══ Data extract

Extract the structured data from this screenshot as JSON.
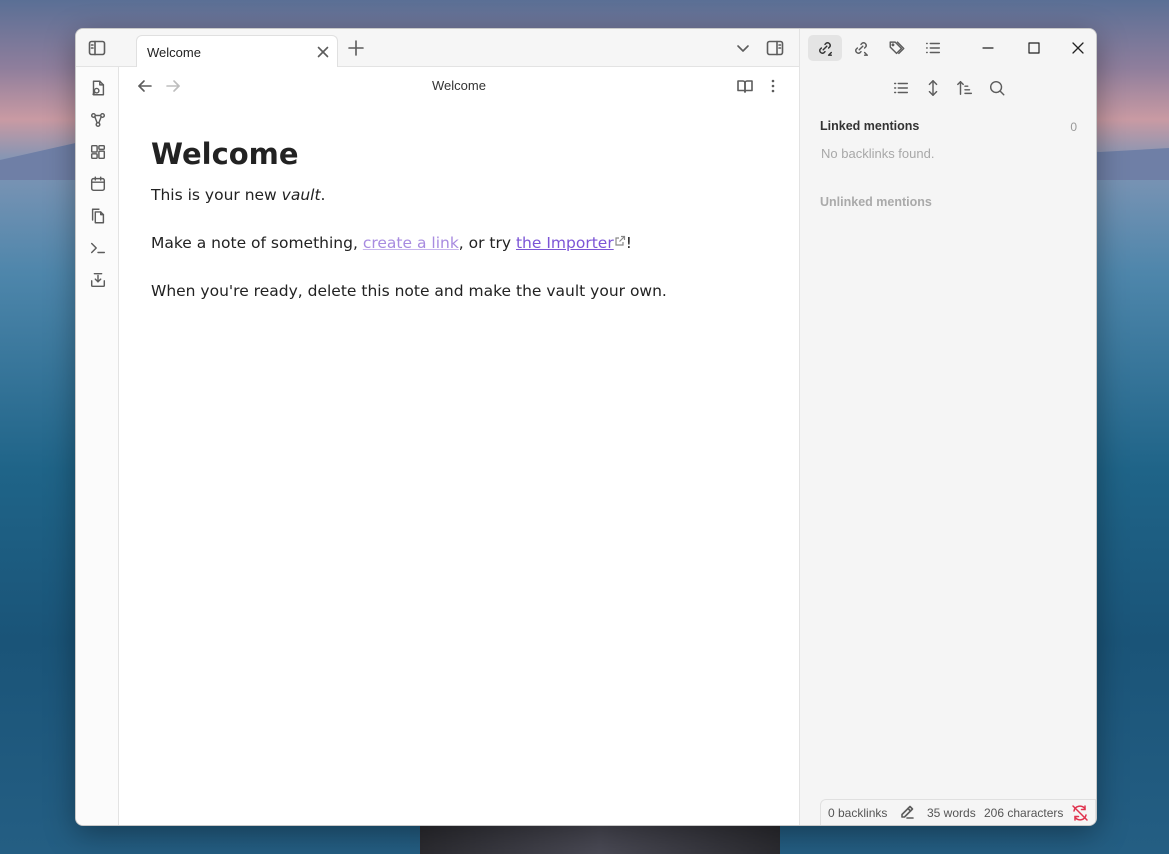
{
  "tabs": [
    {
      "title": "Welcome"
    }
  ],
  "editor": {
    "view_title": "Welcome",
    "heading": "Welcome",
    "p1_text": "This is your new ",
    "p1_em": "vault",
    "p1_end": ".",
    "p2_start": "Make a note of something, ",
    "p2_internal_link": "create a link",
    "p2_mid": ", or try ",
    "p2_external_link": "the Importer",
    "p2_end": "!",
    "p3": "When you're ready, delete this note and make the vault your own."
  },
  "backlinks_panel": {
    "linked_title": "Linked mentions",
    "linked_count": "0",
    "linked_empty": "No backlinks found.",
    "unlinked_title": "Unlinked mentions"
  },
  "statusbar": {
    "backlinks": "0 backlinks",
    "words": "35 words",
    "characters": "206 characters"
  },
  "icons": {
    "ribbon": [
      "switcher-icon",
      "graph-icon",
      "canvas-icon",
      "daily-note-icon",
      "templates-icon",
      "command-palette-icon",
      "importer-icon"
    ],
    "right_tabs": [
      "backlinks-icon",
      "outgoing-links-icon",
      "tags-icon",
      "outline-icon"
    ]
  },
  "colors": {
    "accent": "#7c55d6",
    "internal_link": "#a88be0",
    "sync_error": "#e0334e"
  }
}
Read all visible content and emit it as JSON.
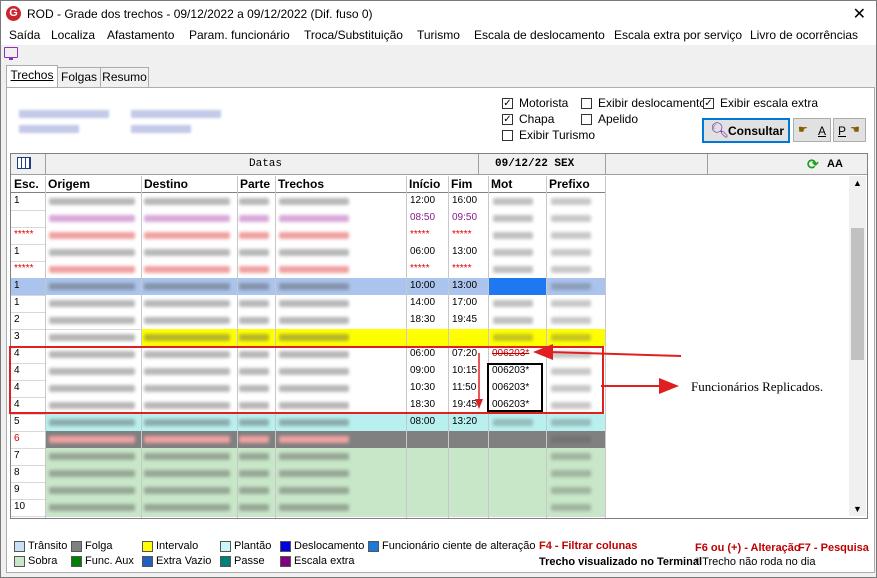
{
  "window": {
    "title": "ROD - Grade dos trechos - 09/12/2022 a 09/12/2022 (Dif. fuso 0)",
    "icon_letter": "G",
    "close": "✕"
  },
  "menu": [
    "Saída",
    "Localiza",
    "Afastamento",
    "Param. funcionário",
    "Troca/Substituição",
    "Turismo",
    "Escala de deslocamento",
    "Escala extra por serviço",
    "Livro de ocorrências"
  ],
  "tabs": [
    "Trechos",
    "Folgas",
    "Resumo"
  ],
  "filters": {
    "motorista": {
      "label": "Motorista",
      "checked": true
    },
    "chapa": {
      "label": "Chapa",
      "checked": true
    },
    "exibir_turismo": {
      "label": "Exibir Turismo",
      "checked": false
    },
    "exibir_deslocamento": {
      "label": "Exibir deslocamento",
      "checked": false
    },
    "apelido": {
      "label": "Apelido",
      "checked": false
    },
    "exibir_escala_extra": {
      "label": "Exibir escala extra",
      "checked": true
    }
  },
  "buttons": {
    "consultar": "Consultar",
    "ordem_a": "A",
    "ordem_p": "P"
  },
  "grid": {
    "datas_label": "Datas",
    "date_label": "09/12/22 SEX",
    "font_label": "AA",
    "columns": [
      "Esc.",
      "Origem",
      "Destino",
      "Parte",
      "Trechos",
      "Início",
      "Fim",
      "Mot",
      "Prefixo"
    ],
    "rows": [
      {
        "esc": "1",
        "inicio": "12:00",
        "fim": "16:00",
        "mot": "",
        "bg": "#ffffff",
        "fg": "#000000"
      },
      {
        "esc": "",
        "inicio": "08:50",
        "fim": "09:50",
        "mot": "",
        "bg": "#ffffff",
        "fg": "#8b1a8b"
      },
      {
        "esc": "*****",
        "inicio": "*****",
        "fim": "*****",
        "mot": "",
        "bg": "#ffffff",
        "fg": "#e00000"
      },
      {
        "esc": "1",
        "inicio": "06:00",
        "fim": "13:00",
        "mot": "",
        "bg": "#ffffff",
        "fg": "#000000"
      },
      {
        "esc": "*****",
        "inicio": "*****",
        "fim": "*****",
        "mot": "",
        "bg": "#ffffff",
        "fg": "#e00000"
      },
      {
        "esc": "1",
        "inicio": "10:00",
        "fim": "13:00",
        "mot": "",
        "bg": "#aac4ee",
        "fg": "#000000"
      },
      {
        "esc": "1",
        "inicio": "14:00",
        "fim": "17:00",
        "mot": "",
        "bg": "#ffffff",
        "fg": "#000000"
      },
      {
        "esc": "2",
        "inicio": "18:30",
        "fim": "19:45",
        "mot": "",
        "bg": "#ffffff",
        "fg": "#000000"
      },
      {
        "esc": "3",
        "inicio": "",
        "fim": "",
        "mot": "",
        "bg": "#ffff00",
        "fg": "#000000"
      },
      {
        "esc": "4",
        "inicio": "06:00",
        "fim": "07:20",
        "mot": "006203*",
        "bg": "#ffffff",
        "fg": "#000000"
      },
      {
        "esc": "4",
        "inicio": "09:00",
        "fim": "10:15",
        "mot": "006203*",
        "bg": "#ffffff",
        "fg": "#000000"
      },
      {
        "esc": "4",
        "inicio": "10:30",
        "fim": "11:50",
        "mot": "006203*",
        "bg": "#ffffff",
        "fg": "#000000"
      },
      {
        "esc": "4",
        "inicio": "18:30",
        "fim": "19:45",
        "mot": "006203*",
        "bg": "#ffffff",
        "fg": "#000000"
      },
      {
        "esc": "5",
        "inicio": "08:00",
        "fim": "13:20",
        "mot": "",
        "bg": "#b8f0f0",
        "fg": "#000000"
      },
      {
        "esc": "6",
        "inicio": "",
        "fim": "",
        "mot": "",
        "bg": "#808080",
        "fg": "#e00000"
      },
      {
        "esc": "7",
        "inicio": "",
        "fim": "",
        "mot": "",
        "bg": "#c8e6c8",
        "fg": "#000000"
      },
      {
        "esc": "8",
        "inicio": "",
        "fim": "",
        "mot": "",
        "bg": "#c8e6c8",
        "fg": "#000000"
      },
      {
        "esc": "9",
        "inicio": "",
        "fim": "",
        "mot": "",
        "bg": "#c8e6c8",
        "fg": "#000000"
      },
      {
        "esc": "10",
        "inicio": "",
        "fim": "",
        "mot": "",
        "bg": "#c8e6c8",
        "fg": "#000000"
      }
    ]
  },
  "annotation": "Funcionários Replicados.",
  "legend": [
    {
      "label": "Trânsito",
      "color": "#c8e0f8"
    },
    {
      "label": "Folga",
      "color": "#808080"
    },
    {
      "label": "Intervalo",
      "color": "#ffff00"
    },
    {
      "label": "Plantão",
      "color": "#c8f8f8"
    },
    {
      "label": "Deslocamento",
      "color": "#0000e0"
    },
    {
      "label": "Funcionário ciente de alteração",
      "color": "#1e78d8"
    },
    {
      "label": "Sobra",
      "color": "#c8e6c8"
    },
    {
      "label": "Func. Aux",
      "color": "#008000"
    },
    {
      "label": "Extra Vazio",
      "color": "#2060c0"
    },
    {
      "label": "Passe",
      "color": "#00807a"
    },
    {
      "label": "Escala extra",
      "color": "#800080"
    }
  ],
  "hints": {
    "f4": "F4 - Filtrar colunas",
    "f6": "F6 ou (+) - Alteração",
    "f7": "F7 - Pesquisa",
    "terminal": "Trecho visualizado no Terminal",
    "nao_roda": "* Trecho não roda no dia"
  }
}
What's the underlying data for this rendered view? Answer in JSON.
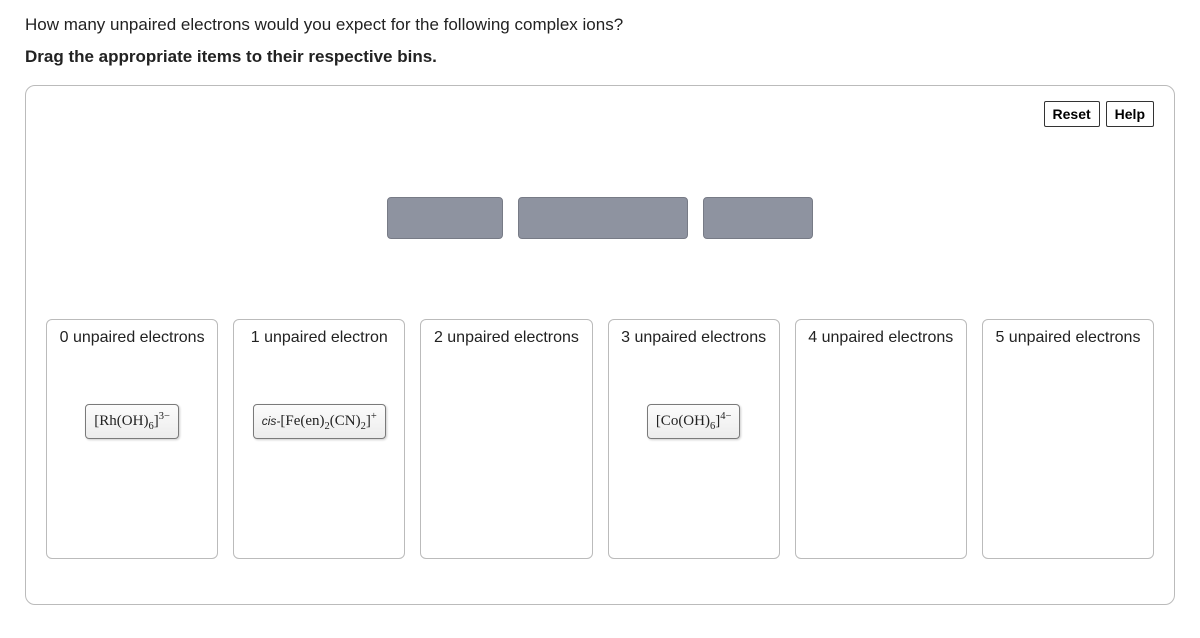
{
  "question": "How many unpaired electrons would you expect for the following complex ions?",
  "instruction": "Drag the appropriate items to their respective bins.",
  "controls": {
    "reset": "Reset",
    "help": "Help"
  },
  "bins": [
    {
      "title": "0 unpaired electrons"
    },
    {
      "title": "1 unpaired electron"
    },
    {
      "title": "2 unpaired electrons"
    },
    {
      "title": "3 unpaired electrons"
    },
    {
      "title": "4 unpaired electrons"
    },
    {
      "title": "5 unpaired electrons"
    }
  ],
  "chips": {
    "rh": {
      "formula_html": "[Rh(OH)<sub>6</sub>]<sup>3−</sup>"
    },
    "fe": {
      "prefix": "cis-",
      "formula_html": "[Fe(en)<sub>2</sub>(CN)<sub>2</sub>]<sup>+</sup>"
    },
    "co": {
      "formula_html": "[Co(OH)<sub>6</sub>]<sup>4−</sup>"
    }
  }
}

════

> [What the task requires]:
Using the records above, copy every line that has the word "JSON" in it.

> [Response to the exercise]:
Extract the structured data from this screenshot as JSON.
Read all visible content and emit it as JSON.
What's the underlying data for this rendered view? Answer in JSON.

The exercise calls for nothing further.